*Goal*
Give the listing below again in full, exactly as written.

Recorded data:
>>

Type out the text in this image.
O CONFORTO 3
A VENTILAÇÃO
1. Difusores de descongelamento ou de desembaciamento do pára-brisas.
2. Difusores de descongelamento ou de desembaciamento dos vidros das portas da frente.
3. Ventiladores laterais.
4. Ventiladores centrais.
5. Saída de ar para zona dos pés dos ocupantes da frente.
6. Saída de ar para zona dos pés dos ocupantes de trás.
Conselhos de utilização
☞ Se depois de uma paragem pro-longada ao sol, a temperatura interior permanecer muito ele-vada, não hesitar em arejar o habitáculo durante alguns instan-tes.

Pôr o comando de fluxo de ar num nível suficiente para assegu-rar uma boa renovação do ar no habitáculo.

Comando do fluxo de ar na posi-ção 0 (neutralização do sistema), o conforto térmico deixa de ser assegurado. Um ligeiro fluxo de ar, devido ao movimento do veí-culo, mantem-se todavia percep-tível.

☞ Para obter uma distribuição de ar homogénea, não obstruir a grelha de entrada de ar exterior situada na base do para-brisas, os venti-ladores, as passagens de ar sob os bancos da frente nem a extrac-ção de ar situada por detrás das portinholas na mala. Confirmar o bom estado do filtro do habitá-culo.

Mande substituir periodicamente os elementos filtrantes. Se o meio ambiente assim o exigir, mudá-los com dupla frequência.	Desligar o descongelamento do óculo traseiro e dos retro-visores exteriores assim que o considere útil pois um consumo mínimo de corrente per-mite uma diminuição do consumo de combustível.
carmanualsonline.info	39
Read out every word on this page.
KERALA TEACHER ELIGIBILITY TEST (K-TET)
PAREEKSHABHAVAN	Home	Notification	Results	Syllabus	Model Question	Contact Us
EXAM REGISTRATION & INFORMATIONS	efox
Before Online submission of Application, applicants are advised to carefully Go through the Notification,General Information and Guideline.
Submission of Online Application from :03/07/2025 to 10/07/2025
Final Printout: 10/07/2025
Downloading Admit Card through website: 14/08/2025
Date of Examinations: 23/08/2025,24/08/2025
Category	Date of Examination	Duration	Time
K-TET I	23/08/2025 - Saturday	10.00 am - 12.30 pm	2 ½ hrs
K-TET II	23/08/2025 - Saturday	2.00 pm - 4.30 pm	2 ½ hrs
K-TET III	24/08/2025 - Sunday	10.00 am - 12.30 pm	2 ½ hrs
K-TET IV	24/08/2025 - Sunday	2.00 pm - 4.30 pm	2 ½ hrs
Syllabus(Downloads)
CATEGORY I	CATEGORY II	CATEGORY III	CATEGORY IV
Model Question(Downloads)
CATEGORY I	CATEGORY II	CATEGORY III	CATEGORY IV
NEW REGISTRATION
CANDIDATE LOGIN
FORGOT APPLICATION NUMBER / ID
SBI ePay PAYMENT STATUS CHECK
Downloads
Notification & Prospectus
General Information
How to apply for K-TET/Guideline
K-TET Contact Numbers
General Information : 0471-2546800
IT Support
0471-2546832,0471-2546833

<<

*Completed task*
Type out the text in this image.
O CONFORTO 3
A VENTILAÇÃO
1. Difusores de descongelamento ou de desembaciamento do pára-brisas.
2. Difusores de descongelamento ou de desembaciamento dos vidros das portas da frente.
3. Ventiladores laterais.
4. Ventiladores centrais.
5. Saída de ar para zona dos pés dos ocupantes da frente.
6. Saída de ar para zona dos pés dos ocupantes de trás.
Conselhos de utilização
☞ Se depois de uma paragem pro-longada ao sol, a temperatura interior permanecer muito ele-vada, não hesitar em arejar o habitáculo durante alguns instan-tes.

Pôr o comando de fluxo de ar num nível suficiente para assegu-rar uma boa renovação do ar no habitáculo.

Comando do fluxo de ar na posi-ção 0 (neutralização do sistema), o conforto térmico deixa de ser assegurado. Um ligeiro fluxo de ar, devido ao movimento do veí-culo, mantem-se todavia percep-tível.

☞ Para obter uma distribuição de ar homogénea, não obstruir a grelha de entrada de ar exterior situada na base do para-brisas, os venti-ladores, as passagens de ar sob os bancos da frente nem a extrac-ção de ar situada por detrás das portinholas na mala. Confirmar o bom estado do filtro do habitá-culo.

Mande substituir periodicamente os elementos filtrantes. Se o meio ambiente assim o exigir, mudá-los com dupla frequência.	Desligar o descongelamento do óculo traseiro e dos retro-visores exteriores assim que o considere útil pois um consumo mínimo de corrente per-mite uma diminuição do consumo de combustível.
carmanualsonline.info	39
Read out every word on this page.
KERALA TEACHER ELIGIBILITY TEST (K-TET)
PAREEKSHABHAVAN	Home	Notification	Results	Syllabus	Model Question	Contact Us
EXAM REGISTRATION & INFORMATIONS	efox
Before Online submission of Application, applicants are advised to carefully Go through the Notification,General Information and Guideline.
Submission of Online Application from :03/07/2025 to 10/07/2025
Final Printout: 10/07/2025
Downloading Admit Card through website: 14/08/2025
Date of Examinations: 23/08/2025,24/08/2025
Category	Date of Examination	Duration	Time
K-TET I	23/08/2025 - Saturday	10.00 am - 12.30 pm	2 ½ hrs
K-TET II	23/08/2025 - Saturday	2.00 pm - 4.30 pm	2 ½ hrs
K-TET III	24/08/2025 - Sunday	10.00 am - 12.30 pm	2 ½ hrs
K-TET IV	24/08/2025 - Sunday	2.00 pm - 4.30 pm	2 ½ hrs
Syllabus(Downloads)
CATEGORY I	CATEGORY II	CATEGORY III	CATEGORY IV
Model Question(Downloads)
CATEGORY I	CATEGORY II	CATEGORY III	CATEGORY IV
NEW REGISTRATION
CANDIDATE LOGIN
FORGOT APPLICATION NUMBER / ID
SBI ePay PAYMENT STATUS CHECK
Downloads
Notification & Prospectus
General Information
How to apply for K-TET/Guideline
K-TET Contact Numbers
General Information : 0471-2546800
IT Support
0471-2546832,0471-2546833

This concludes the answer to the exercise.